(Input material):
+===+

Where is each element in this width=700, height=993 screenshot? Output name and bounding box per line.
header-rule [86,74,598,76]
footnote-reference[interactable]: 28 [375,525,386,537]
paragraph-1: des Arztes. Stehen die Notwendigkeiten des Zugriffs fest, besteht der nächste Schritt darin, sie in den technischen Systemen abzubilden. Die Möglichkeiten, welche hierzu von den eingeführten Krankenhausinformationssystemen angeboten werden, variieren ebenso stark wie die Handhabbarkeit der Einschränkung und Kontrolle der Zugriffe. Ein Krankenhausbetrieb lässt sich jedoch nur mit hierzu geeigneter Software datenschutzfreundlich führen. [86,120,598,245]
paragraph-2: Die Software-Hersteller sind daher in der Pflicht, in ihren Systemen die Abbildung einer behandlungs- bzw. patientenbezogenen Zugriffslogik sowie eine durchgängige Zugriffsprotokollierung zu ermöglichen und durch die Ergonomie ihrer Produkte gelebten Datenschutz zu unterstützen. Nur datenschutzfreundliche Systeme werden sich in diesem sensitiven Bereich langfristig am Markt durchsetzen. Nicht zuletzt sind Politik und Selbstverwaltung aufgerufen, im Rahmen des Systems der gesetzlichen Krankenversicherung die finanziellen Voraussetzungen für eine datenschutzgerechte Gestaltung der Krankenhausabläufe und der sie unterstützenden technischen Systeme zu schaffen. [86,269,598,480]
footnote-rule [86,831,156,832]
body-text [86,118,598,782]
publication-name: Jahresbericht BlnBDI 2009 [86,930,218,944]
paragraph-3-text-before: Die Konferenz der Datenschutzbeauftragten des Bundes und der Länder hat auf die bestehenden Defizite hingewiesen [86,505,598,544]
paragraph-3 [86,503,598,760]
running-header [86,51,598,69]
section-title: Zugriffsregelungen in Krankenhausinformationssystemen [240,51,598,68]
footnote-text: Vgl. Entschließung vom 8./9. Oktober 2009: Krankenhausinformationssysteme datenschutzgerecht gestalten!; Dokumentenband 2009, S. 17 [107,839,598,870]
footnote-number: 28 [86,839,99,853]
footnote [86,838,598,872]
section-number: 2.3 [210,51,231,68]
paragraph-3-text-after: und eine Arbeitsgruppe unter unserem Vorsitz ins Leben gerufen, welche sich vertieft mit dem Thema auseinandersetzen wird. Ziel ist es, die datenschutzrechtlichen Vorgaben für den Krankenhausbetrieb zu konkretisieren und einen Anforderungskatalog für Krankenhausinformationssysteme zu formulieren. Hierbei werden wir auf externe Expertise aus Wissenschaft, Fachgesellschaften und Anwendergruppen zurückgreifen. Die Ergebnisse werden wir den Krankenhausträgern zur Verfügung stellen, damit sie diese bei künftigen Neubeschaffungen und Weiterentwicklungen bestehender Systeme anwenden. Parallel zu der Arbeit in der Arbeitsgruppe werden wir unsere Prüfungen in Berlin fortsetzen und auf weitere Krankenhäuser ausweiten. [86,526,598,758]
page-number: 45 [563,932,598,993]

+===+

(What needs to be done): Gather each line from the rows above that contains the string "rule".

(Complete answer):
header-rule [86,74,598,76]
footnote-rule [86,831,156,832]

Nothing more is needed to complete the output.